[The problem]
Exactly reproduce each entry, leaving out nothing.

[Exercise material]
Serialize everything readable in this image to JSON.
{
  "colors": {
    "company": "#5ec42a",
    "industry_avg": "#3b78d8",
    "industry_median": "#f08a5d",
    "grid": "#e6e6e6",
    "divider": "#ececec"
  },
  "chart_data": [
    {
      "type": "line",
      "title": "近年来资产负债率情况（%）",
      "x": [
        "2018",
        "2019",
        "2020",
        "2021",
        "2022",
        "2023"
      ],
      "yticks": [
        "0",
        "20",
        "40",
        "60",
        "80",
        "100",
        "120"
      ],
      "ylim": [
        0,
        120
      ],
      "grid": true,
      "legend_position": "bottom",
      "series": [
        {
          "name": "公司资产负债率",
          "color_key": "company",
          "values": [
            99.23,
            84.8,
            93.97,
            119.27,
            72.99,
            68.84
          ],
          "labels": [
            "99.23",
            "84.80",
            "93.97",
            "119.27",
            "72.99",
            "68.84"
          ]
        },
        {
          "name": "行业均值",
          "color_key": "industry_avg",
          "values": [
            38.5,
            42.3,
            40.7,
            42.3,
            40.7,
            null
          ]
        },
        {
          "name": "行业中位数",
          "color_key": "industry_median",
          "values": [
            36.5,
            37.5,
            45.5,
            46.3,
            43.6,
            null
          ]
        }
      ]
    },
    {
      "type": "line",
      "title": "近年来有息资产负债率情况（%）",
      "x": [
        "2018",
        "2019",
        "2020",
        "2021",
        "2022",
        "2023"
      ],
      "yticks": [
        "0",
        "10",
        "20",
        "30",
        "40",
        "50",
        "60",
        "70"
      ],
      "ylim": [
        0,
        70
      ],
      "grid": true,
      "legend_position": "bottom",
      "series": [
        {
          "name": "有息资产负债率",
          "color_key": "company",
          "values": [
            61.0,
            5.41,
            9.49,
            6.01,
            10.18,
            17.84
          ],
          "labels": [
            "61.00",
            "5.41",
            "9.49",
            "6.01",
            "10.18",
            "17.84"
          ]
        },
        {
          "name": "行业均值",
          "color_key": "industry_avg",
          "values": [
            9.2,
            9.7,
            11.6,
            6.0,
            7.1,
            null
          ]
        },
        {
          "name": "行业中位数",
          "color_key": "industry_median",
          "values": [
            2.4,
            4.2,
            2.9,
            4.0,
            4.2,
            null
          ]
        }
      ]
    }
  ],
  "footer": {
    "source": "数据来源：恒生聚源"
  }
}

[Exercise response]
Serialize everything readable in this image to JSON.
{
  "colors": {
    "company": "#5ec42a",
    "industry_avg": "#3b78d8",
    "industry_median": "#f08a5d",
    "grid": "#e6e6e6",
    "divider": "#ececec"
  },
  "chart_data": [
    {
      "type": "line",
      "title": "近年来资产负债率情况（%）",
      "x": [
        "2018",
        "2019",
        "2020",
        "2021",
        "2022",
        "2023"
      ],
      "yticks": [
        "0",
        "20",
        "40",
        "60",
        "80",
        "100",
        "120"
      ],
      "ylim": [
        0,
        120
      ],
      "grid": true,
      "legend_position": "bottom",
      "series": [
        {
          "name": "公司资产负债率",
          "color_key": "company",
          "values": [
            99.23,
            84.8,
            93.97,
            119.27,
            72.99,
            68.84
          ],
          "labels": [
            "99.23",
            "84.80",
            "93.97",
            "119.27",
            "72.99",
            "68.84"
          ]
        },
        {
          "name": "行业均值",
          "color_key": "industry_avg",
          "values": [
            38.5,
            42.3,
            40.7,
            42.3,
            40.7,
            null
          ]
        },
        {
          "name": "行业中位数",
          "color_key": "industry_median",
          "values": [
            36.5,
            37.5,
            45.5,
            46.3,
            43.6,
            null
          ]
        }
      ]
    },
    {
      "type": "line",
      "title": "近年来有息资产负债率情况（%）",
      "x": [
        "2018",
        "2019",
        "2020",
        "2021",
        "2022",
        "2023"
      ],
      "yticks": [
        "0",
        "10",
        "20",
        "30",
        "40",
        "50",
        "60",
        "70"
      ],
      "ylim": [
        0,
        70
      ],
      "grid": true,
      "legend_position": "bottom",
      "series": [
        {
          "name": "有息资产负债率",
          "color_key": "company",
          "values": [
            61.0,
            5.41,
            9.49,
            6.01,
            10.18,
            17.84
          ],
          "labels": [
            "61.00",
            "5.41",
            "9.49",
            "6.01",
            "10.18",
            "17.84"
          ]
        },
        {
          "name": "行业均值",
          "color_key": "industry_avg",
          "values": [
            9.2,
            9.7,
            11.6,
            6.0,
            7.1,
            null
          ]
        },
        {
          "name": "行业中位数",
          "color_key": "industry_median",
          "values": [
            2.4,
            4.2,
            2.9,
            4.0,
            4.2,
            null
          ]
        }
      ]
    }
  ],
  "footer": {
    "source": "数据来源：恒生聚源"
  }
}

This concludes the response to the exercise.